== Problem details ==
Any pictures in the records below should be skipped; write out everything else exactly.
* begin Data for processing *
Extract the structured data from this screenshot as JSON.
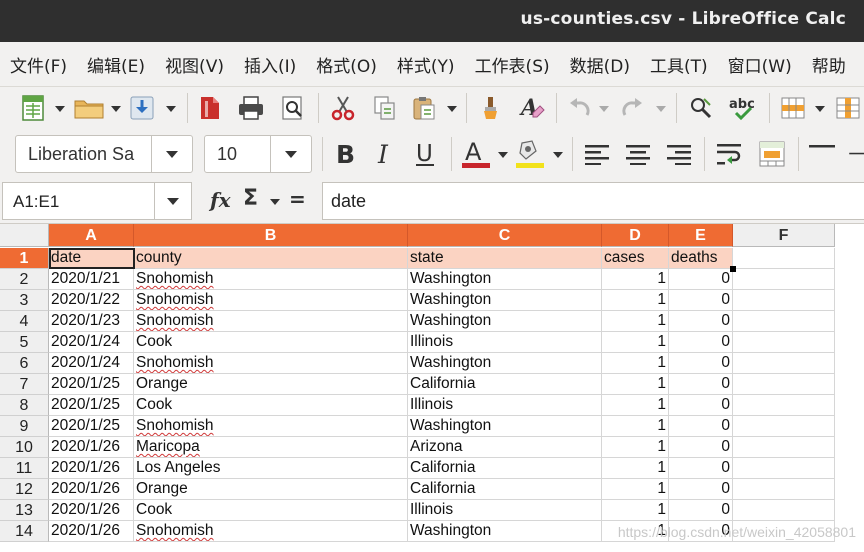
{
  "window": {
    "title": "us-counties.csv - LibreOffice Calc"
  },
  "menu": [
    "文件(F)",
    "编辑(E)",
    "视图(V)",
    "插入(I)",
    "格式(O)",
    "样式(Y)",
    "工作表(S)",
    "数据(D)",
    "工具(T)",
    "窗口(W)",
    "帮助"
  ],
  "toolbar": {
    "font_name": "Liberation Sa",
    "font_size": "10"
  },
  "formula_bar": {
    "name_box": "A1:E1",
    "fx_label": "fx",
    "sigma_label": "Σ",
    "equals_label": "=",
    "content": "date"
  },
  "grid": {
    "columns": [
      "A",
      "B",
      "C",
      "D",
      "E",
      "F"
    ],
    "rows": [
      {
        "num": "1",
        "cells": [
          "date",
          "county",
          "state",
          "cases",
          "deaths"
        ]
      },
      {
        "num": "2",
        "cells": [
          "2020/1/21",
          "Snohomish",
          "Washington",
          "1",
          "0"
        ]
      },
      {
        "num": "3",
        "cells": [
          "2020/1/22",
          "Snohomish",
          "Washington",
          "1",
          "0"
        ]
      },
      {
        "num": "4",
        "cells": [
          "2020/1/23",
          "Snohomish",
          "Washington",
          "1",
          "0"
        ]
      },
      {
        "num": "5",
        "cells": [
          "2020/1/24",
          "Cook",
          "Illinois",
          "1",
          "0"
        ]
      },
      {
        "num": "6",
        "cells": [
          "2020/1/24",
          "Snohomish",
          "Washington",
          "1",
          "0"
        ]
      },
      {
        "num": "7",
        "cells": [
          "2020/1/25",
          "Orange",
          "California",
          "1",
          "0"
        ]
      },
      {
        "num": "8",
        "cells": [
          "2020/1/25",
          "Cook",
          "Illinois",
          "1",
          "0"
        ]
      },
      {
        "num": "9",
        "cells": [
          "2020/1/25",
          "Snohomish",
          "Washington",
          "1",
          "0"
        ]
      },
      {
        "num": "10",
        "cells": [
          "2020/1/26",
          "Maricopa",
          "Arizona",
          "1",
          "0"
        ]
      },
      {
        "num": "11",
        "cells": [
          "2020/1/26",
          "Los Angeles",
          "California",
          "1",
          "0"
        ]
      },
      {
        "num": "12",
        "cells": [
          "2020/1/26",
          "Orange",
          "California",
          "1",
          "0"
        ]
      },
      {
        "num": "13",
        "cells": [
          "2020/1/26",
          "Cook",
          "Illinois",
          "1",
          "0"
        ]
      },
      {
        "num": "14",
        "cells": [
          "2020/1/26",
          "Snohomish",
          "Washington",
          "1",
          "0"
        ]
      }
    ],
    "misspelled": [
      "Snohomish",
      "Maricopa"
    ]
  },
  "watermark": "https://blog.csdn.net/weixin_42058801",
  "colors": {
    "accent": "#ef6b33",
    "selected_fill": "#fbd3c2",
    "titlebar": "#2f2f2f"
  }
}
* end Data for processing *
== Result of the task ==
Extract the structured data from this screenshot as JSON.
{
  "window": {
    "title": "us-counties.csv - LibreOffice Calc"
  },
  "menu": [
    "文件(F)",
    "编辑(E)",
    "视图(V)",
    "插入(I)",
    "格式(O)",
    "样式(Y)",
    "工作表(S)",
    "数据(D)",
    "工具(T)",
    "窗口(W)",
    "帮助"
  ],
  "toolbar": {
    "font_name": "Liberation Sa",
    "font_size": "10"
  },
  "formula_bar": {
    "name_box": "A1:E1",
    "fx_label": "fx",
    "sigma_label": "Σ",
    "equals_label": "=",
    "content": "date"
  },
  "grid": {
    "columns": [
      "A",
      "B",
      "C",
      "D",
      "E",
      "F"
    ],
    "rows": [
      {
        "num": "1",
        "cells": [
          "date",
          "county",
          "state",
          "cases",
          "deaths"
        ]
      },
      {
        "num": "2",
        "cells": [
          "2020/1/21",
          "Snohomish",
          "Washington",
          "1",
          "0"
        ]
      },
      {
        "num": "3",
        "cells": [
          "2020/1/22",
          "Snohomish",
          "Washington",
          "1",
          "0"
        ]
      },
      {
        "num": "4",
        "cells": [
          "2020/1/23",
          "Snohomish",
          "Washington",
          "1",
          "0"
        ]
      },
      {
        "num": "5",
        "cells": [
          "2020/1/24",
          "Cook",
          "Illinois",
          "1",
          "0"
        ]
      },
      {
        "num": "6",
        "cells": [
          "2020/1/24",
          "Snohomish",
          "Washington",
          "1",
          "0"
        ]
      },
      {
        "num": "7",
        "cells": [
          "2020/1/25",
          "Orange",
          "California",
          "1",
          "0"
        ]
      },
      {
        "num": "8",
        "cells": [
          "2020/1/25",
          "Cook",
          "Illinois",
          "1",
          "0"
        ]
      },
      {
        "num": "9",
        "cells": [
          "2020/1/25",
          "Snohomish",
          "Washington",
          "1",
          "0"
        ]
      },
      {
        "num": "10",
        "cells": [
          "2020/1/26",
          "Maricopa",
          "Arizona",
          "1",
          "0"
        ]
      },
      {
        "num": "11",
        "cells": [
          "2020/1/26",
          "Los Angeles",
          "California",
          "1",
          "0"
        ]
      },
      {
        "num": "12",
        "cells": [
          "2020/1/26",
          "Orange",
          "California",
          "1",
          "0"
        ]
      },
      {
        "num": "13",
        "cells": [
          "2020/1/26",
          "Cook",
          "Illinois",
          "1",
          "0"
        ]
      },
      {
        "num": "14",
        "cells": [
          "2020/1/26",
          "Snohomish",
          "Washington",
          "1",
          "0"
        ]
      }
    ],
    "misspelled": [
      "Snohomish",
      "Maricopa"
    ]
  },
  "watermark": "https://blog.csdn.net/weixin_42058801",
  "colors": {
    "accent": "#ef6b33",
    "selected_fill": "#fbd3c2",
    "titlebar": "#2f2f2f"
  }
}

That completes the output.